Reproduce every entry below precisely; do not include the pictures.

> [Records to use]:
━━━━━━━━━━━━━━━━━━━━━━━━━━━━━━
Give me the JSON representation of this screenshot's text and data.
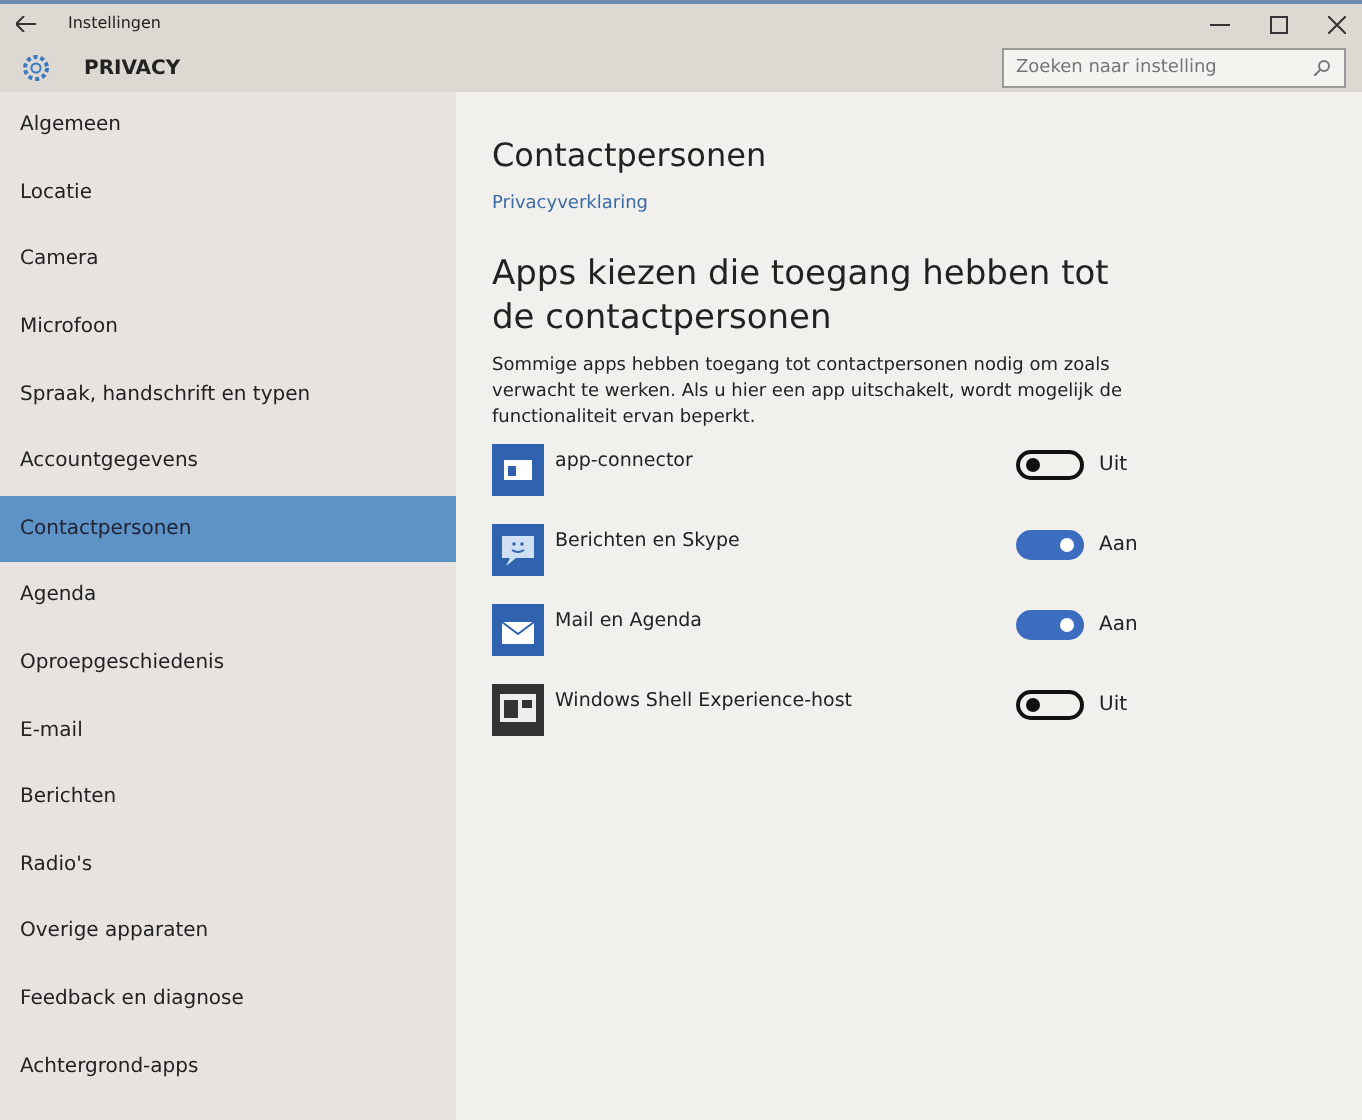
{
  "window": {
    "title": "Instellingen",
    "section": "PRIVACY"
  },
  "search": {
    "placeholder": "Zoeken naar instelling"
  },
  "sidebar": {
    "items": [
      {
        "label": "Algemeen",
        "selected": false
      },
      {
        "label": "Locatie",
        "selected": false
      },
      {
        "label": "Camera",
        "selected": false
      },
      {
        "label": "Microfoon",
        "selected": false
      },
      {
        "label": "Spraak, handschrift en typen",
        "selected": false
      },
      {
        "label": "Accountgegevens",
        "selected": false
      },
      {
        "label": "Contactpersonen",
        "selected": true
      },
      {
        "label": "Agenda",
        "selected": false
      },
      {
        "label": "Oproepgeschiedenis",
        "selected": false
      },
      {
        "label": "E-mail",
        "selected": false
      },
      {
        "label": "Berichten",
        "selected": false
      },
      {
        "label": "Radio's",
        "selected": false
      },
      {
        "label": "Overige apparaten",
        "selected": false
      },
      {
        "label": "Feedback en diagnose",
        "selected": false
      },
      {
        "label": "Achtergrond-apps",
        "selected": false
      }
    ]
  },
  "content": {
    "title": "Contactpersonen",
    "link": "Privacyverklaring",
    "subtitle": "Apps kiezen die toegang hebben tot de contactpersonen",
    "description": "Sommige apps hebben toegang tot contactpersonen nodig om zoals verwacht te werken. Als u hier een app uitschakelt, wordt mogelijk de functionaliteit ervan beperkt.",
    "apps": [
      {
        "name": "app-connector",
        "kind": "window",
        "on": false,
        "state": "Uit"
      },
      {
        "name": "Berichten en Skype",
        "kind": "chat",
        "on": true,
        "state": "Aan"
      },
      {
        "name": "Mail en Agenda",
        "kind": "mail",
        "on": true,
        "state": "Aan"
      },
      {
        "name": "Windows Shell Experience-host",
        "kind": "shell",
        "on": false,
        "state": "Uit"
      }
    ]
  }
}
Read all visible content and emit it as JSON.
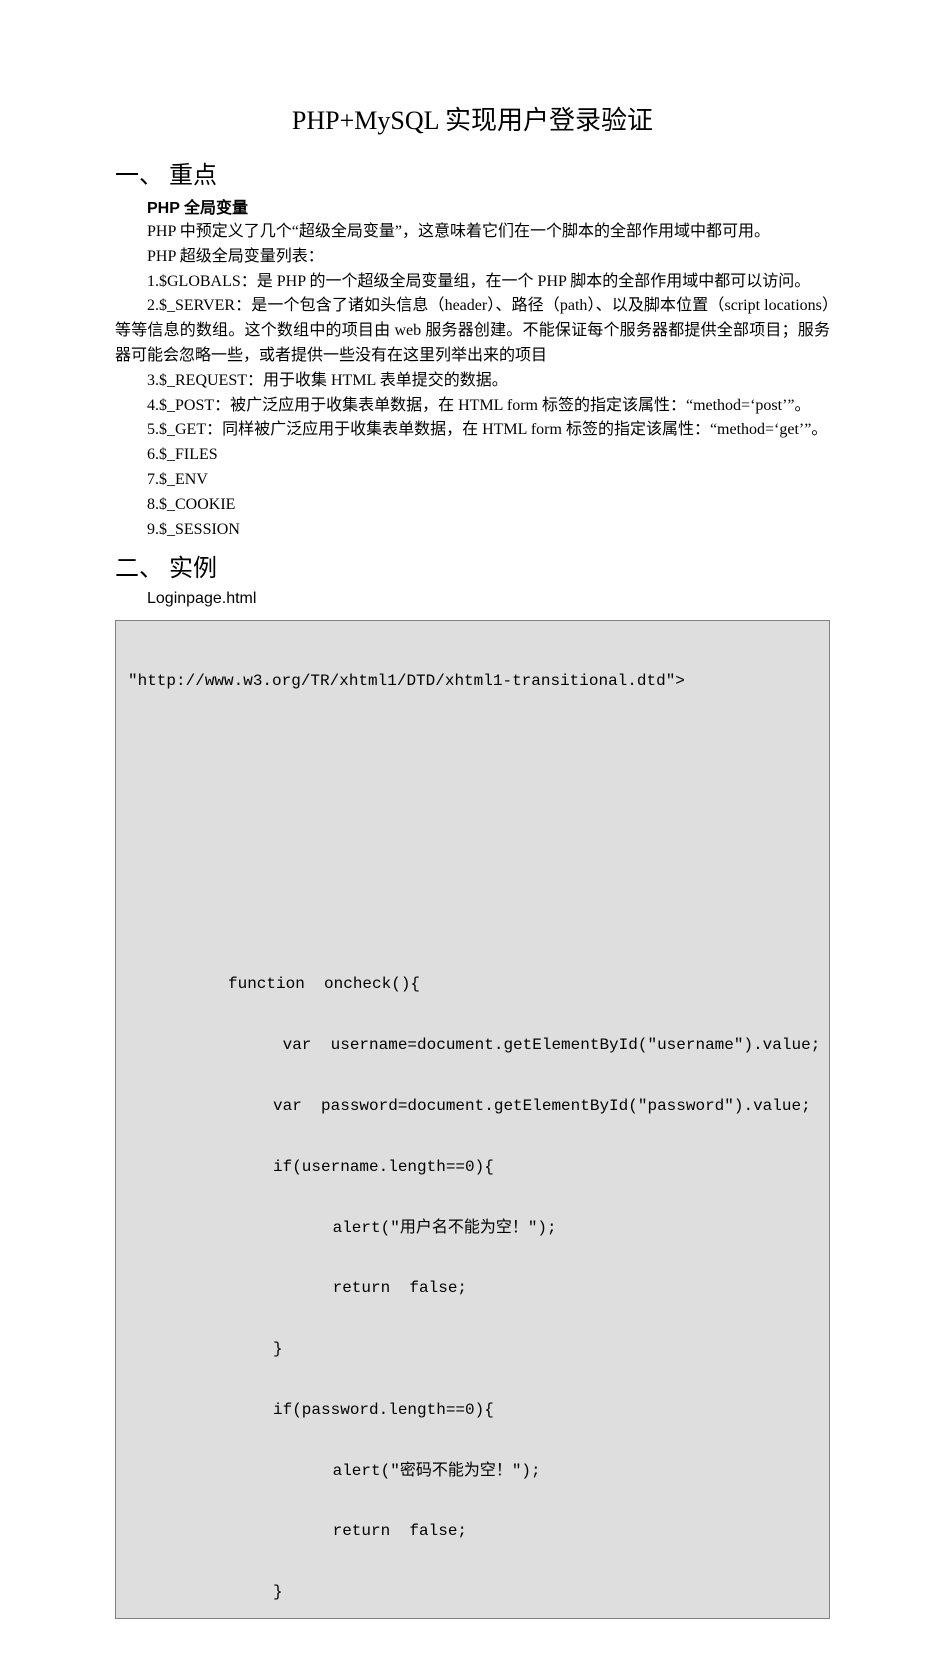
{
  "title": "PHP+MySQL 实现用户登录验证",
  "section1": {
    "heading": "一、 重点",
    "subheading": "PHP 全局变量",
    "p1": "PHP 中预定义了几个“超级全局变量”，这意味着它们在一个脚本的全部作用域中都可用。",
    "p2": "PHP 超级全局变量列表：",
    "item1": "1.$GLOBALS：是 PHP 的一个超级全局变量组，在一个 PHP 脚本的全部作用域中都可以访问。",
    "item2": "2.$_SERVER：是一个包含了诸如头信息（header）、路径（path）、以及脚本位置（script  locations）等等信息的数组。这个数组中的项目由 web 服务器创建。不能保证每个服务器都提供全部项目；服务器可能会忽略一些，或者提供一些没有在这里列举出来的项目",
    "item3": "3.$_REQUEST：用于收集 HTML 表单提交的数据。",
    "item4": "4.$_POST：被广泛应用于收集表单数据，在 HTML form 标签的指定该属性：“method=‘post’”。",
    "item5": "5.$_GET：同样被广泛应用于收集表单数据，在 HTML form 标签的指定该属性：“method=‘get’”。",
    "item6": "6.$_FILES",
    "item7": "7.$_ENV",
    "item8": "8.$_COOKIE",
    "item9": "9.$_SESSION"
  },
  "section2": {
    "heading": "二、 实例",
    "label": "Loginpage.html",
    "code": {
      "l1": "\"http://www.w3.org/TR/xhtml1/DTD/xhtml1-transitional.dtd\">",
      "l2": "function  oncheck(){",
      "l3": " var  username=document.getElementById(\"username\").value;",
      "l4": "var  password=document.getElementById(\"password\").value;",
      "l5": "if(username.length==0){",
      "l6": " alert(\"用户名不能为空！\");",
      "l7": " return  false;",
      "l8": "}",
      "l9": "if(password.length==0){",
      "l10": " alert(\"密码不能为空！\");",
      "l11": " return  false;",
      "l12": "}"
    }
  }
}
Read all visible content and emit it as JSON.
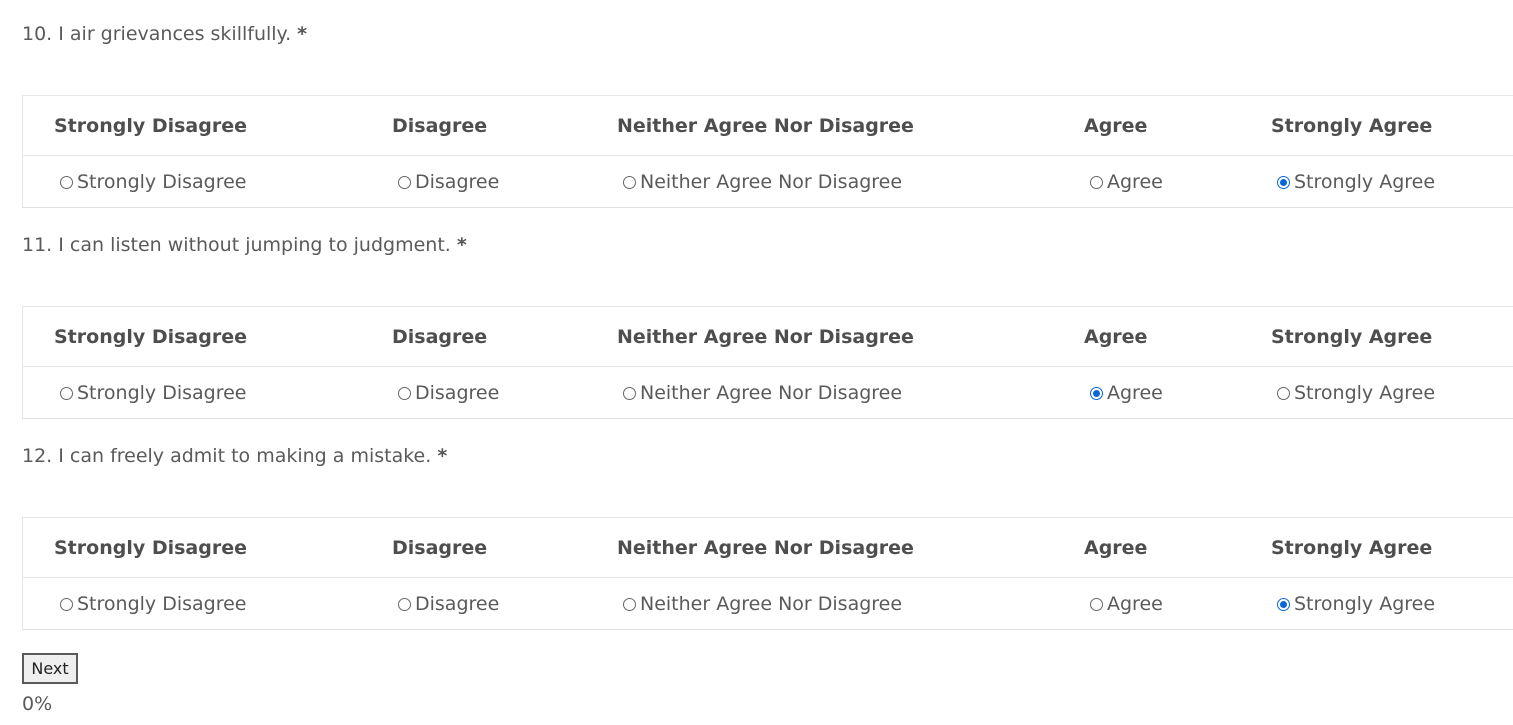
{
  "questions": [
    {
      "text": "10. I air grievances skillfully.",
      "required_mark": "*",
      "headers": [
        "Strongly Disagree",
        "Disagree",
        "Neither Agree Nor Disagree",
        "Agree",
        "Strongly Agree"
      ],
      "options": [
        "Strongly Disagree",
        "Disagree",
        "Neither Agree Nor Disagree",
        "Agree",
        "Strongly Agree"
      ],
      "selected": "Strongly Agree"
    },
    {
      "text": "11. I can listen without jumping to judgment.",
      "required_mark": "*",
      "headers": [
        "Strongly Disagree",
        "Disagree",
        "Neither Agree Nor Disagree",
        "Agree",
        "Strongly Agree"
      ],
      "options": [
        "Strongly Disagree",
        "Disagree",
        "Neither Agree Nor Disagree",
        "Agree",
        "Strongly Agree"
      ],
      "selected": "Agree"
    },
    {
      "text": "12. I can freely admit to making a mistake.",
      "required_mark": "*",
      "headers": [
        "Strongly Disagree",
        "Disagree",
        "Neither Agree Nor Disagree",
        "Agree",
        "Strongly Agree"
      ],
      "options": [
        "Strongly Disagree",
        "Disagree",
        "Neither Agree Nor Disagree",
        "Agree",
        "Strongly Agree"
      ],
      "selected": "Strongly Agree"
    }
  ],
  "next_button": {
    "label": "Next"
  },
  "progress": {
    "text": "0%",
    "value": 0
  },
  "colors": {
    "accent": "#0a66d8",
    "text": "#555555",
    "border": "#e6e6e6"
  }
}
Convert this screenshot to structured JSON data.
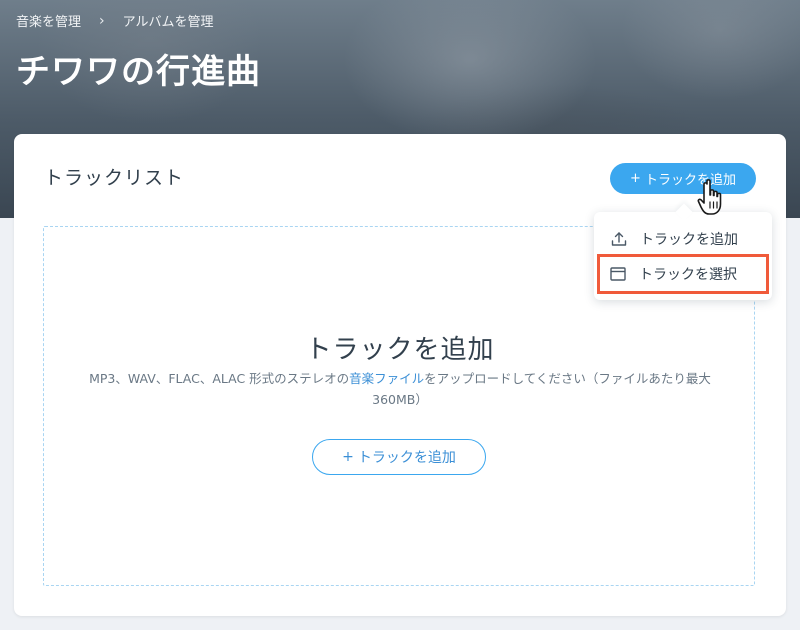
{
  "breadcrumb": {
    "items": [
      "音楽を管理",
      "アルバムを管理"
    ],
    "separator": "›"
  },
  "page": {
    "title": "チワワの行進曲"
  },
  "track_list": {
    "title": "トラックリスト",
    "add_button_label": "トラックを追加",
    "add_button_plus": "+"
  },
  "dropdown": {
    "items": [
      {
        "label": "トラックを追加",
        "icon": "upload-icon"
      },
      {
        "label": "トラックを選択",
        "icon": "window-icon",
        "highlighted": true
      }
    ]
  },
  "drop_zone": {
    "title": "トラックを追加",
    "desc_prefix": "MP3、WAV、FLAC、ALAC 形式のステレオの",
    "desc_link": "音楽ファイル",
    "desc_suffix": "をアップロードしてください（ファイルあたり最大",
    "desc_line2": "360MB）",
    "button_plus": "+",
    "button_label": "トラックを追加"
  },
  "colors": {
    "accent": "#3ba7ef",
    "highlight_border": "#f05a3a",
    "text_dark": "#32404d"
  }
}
━━━━━━━━━━━━━━━━━━━━━━━━━━━━━━
> [Solution to the exercise]:
Give me the JSON representation of this screenshot's text and data.
{
  "window": {
    "title": "Instellingen",
    "section": "PRIVACY"
  },
  "search": {
    "placeholder": "Zoeken naar instelling"
  },
  "sidebar": {
    "items": [
      {
        "label": "Algemeen",
        "selected": false
      },
      {
        "label": "Locatie",
        "selected": false
      },
      {
        "label": "Camera",
        "selected": false
      },
      {
        "label": "Microfoon",
        "selected": false
      },
      {
        "label": "Spraak, handschrift en typen",
        "selected": false
      },
      {
        "label": "Accountgegevens",
        "selected": false
      },
      {
        "label": "Contactpersonen",
        "selected": true
      },
      {
        "label": "Agenda",
        "selected": false
      },
      {
        "label": "Oproepgeschiedenis",
        "selected": false
      },
      {
        "label": "E-mail",
        "selected": false
      },
      {
        "label": "Berichten",
        "selected": false
      },
      {
        "label": "Radio's",
        "selected": false
      },
      {
        "label": "Overige apparaten",
        "selected": false
      },
      {
        "label": "Feedback en diagnose",
        "selected": false
      },
      {
        "label": "Achtergrond-apps",
        "selected": false
      }
    ]
  },
  "content": {
    "title": "Contactpersonen",
    "link": "Privacyverklaring",
    "subtitle": "Apps kiezen die toegang hebben tot de contactpersonen",
    "description": "Sommige apps hebben toegang tot contactpersonen nodig om zoals verwacht te werken. Als u hier een app uitschakelt, wordt mogelijk de functionaliteit ervan beperkt.",
    "apps": [
      {
        "name": "app-connector",
        "kind": "window",
        "on": false,
        "state": "Uit"
      },
      {
        "name": "Berichten en Skype",
        "kind": "chat",
        "on": true,
        "state": "Aan"
      },
      {
        "name": "Mail en Agenda",
        "kind": "mail",
        "on": true,
        "state": "Aan"
      },
      {
        "name": "Windows Shell Experience-host",
        "kind": "shell",
        "on": false,
        "state": "Uit"
      }
    ]
  }
}
Read all visible content and emit it as JSON.
{
  "title": "PHP+MySQL 实现用户登录验证",
  "section1": {
    "heading": "一、 重点",
    "subheading": "PHP 全局变量",
    "p1": "PHP 中预定义了几个“超级全局变量”，这意味着它们在一个脚本的全部作用域中都可用。",
    "p2": "PHP 超级全局变量列表：",
    "item1": "1.$GLOBALS：是 PHP 的一个超级全局变量组，在一个 PHP 脚本的全部作用域中都可以访问。",
    "item2": "2.$_SERVER：是一个包含了诸如头信息（header）、路径（path）、以及脚本位置（script  locations）等等信息的数组。这个数组中的项目由 web 服务器创建。不能保证每个服务器都提供全部项目；服务器可能会忽略一些，或者提供一些没有在这里列举出来的项目",
    "item3": "3.$_REQUEST：用于收集 HTML 表单提交的数据。",
    "item4": "4.$_POST：被广泛应用于收集表单数据，在 HTML form 标签的指定该属性：“method=‘post’”。",
    "item5": "5.$_GET：同样被广泛应用于收集表单数据，在 HTML form 标签的指定该属性：“method=‘get’”。",
    "item6": "6.$_FILES",
    "item7": "7.$_ENV",
    "item8": "8.$_COOKIE",
    "item9": "9.$_SESSION"
  },
  "section2": {
    "heading": "二、 实例",
    "label": "Loginpage.html",
    "code": {
      "l1": "\"http://www.w3.org/TR/xhtml1/DTD/xhtml1-transitional.dtd\">",
      "l2": "function  oncheck(){",
      "l3": " var  username=document.getElementById(\"username\").value;",
      "l4": "var  password=document.getElementById(\"password\").value;",
      "l5": "if(username.length==0){",
      "l6": " alert(\"用户名不能为空！\");",
      "l7": " return  false;",
      "l8": "}",
      "l9": "if(password.length==0){",
      "l10": " alert(\"密码不能为空！\");",
      "l11": " return  false;",
      "l12": "}"
    }
  }
}
Read all visible content and emit it as JSON.
{
  "questions": [
    {
      "text": "10. I air grievances skillfully.",
      "required_mark": "*",
      "headers": [
        "Strongly Disagree",
        "Disagree",
        "Neither Agree Nor Disagree",
        "Agree",
        "Strongly Agree"
      ],
      "options": [
        "Strongly Disagree",
        "Disagree",
        "Neither Agree Nor Disagree",
        "Agree",
        "Strongly Agree"
      ],
      "selected": "Strongly Agree"
    },
    {
      "text": "11. I can listen without jumping to judgment.",
      "required_mark": "*",
      "headers": [
        "Strongly Disagree",
        "Disagree",
        "Neither Agree Nor Disagree",
        "Agree",
        "Strongly Agree"
      ],
      "options": [
        "Strongly Disagree",
        "Disagree",
        "Neither Agree Nor Disagree",
        "Agree",
        "Strongly Agree"
      ],
      "selected": "Agree"
    },
    {
      "text": "12. I can freely admit to making a mistake.",
      "required_mark": "*",
      "headers": [
        "Strongly Disagree",
        "Disagree",
        "Neither Agree Nor Disagree",
        "Agree",
        "Strongly Agree"
      ],
      "options": [
        "Strongly Disagree",
        "Disagree",
        "Neither Agree Nor Disagree",
        "Agree",
        "Strongly Agree"
      ],
      "selected": "Strongly Agree"
    }
  ],
  "next_button": {
    "label": "Next"
  },
  "progress": {
    "text": "0%",
    "value": 0
  },
  "colors": {
    "accent": "#0a66d8",
    "text": "#555555",
    "border": "#e6e6e6"
  }
}
Convert this screenshot to structured JSON data.
{
  "breadcrumb": {
    "items": [
      "音楽を管理",
      "アルバムを管理"
    ],
    "separator": "›"
  },
  "page": {
    "title": "チワワの行進曲"
  },
  "track_list": {
    "title": "トラックリスト",
    "add_button_label": "トラックを追加",
    "add_button_plus": "+"
  },
  "dropdown": {
    "items": [
      {
        "label": "トラックを追加",
        "icon": "upload-icon"
      },
      {
        "label": "トラックを選択",
        "icon": "window-icon",
        "highlighted": true
      }
    ]
  },
  "drop_zone": {
    "title": "トラックを追加",
    "desc_prefix": "MP3、WAV、FLAC、ALAC 形式のステレオの",
    "desc_link": "音楽ファイル",
    "desc_suffix": "をアップロードしてください（ファイルあたり最大",
    "desc_line2": "360MB）",
    "button_plus": "+",
    "button_label": "トラックを追加"
  },
  "colors": {
    "accent": "#3ba7ef",
    "highlight_border": "#f05a3a",
    "text_dark": "#32404d"
  }
}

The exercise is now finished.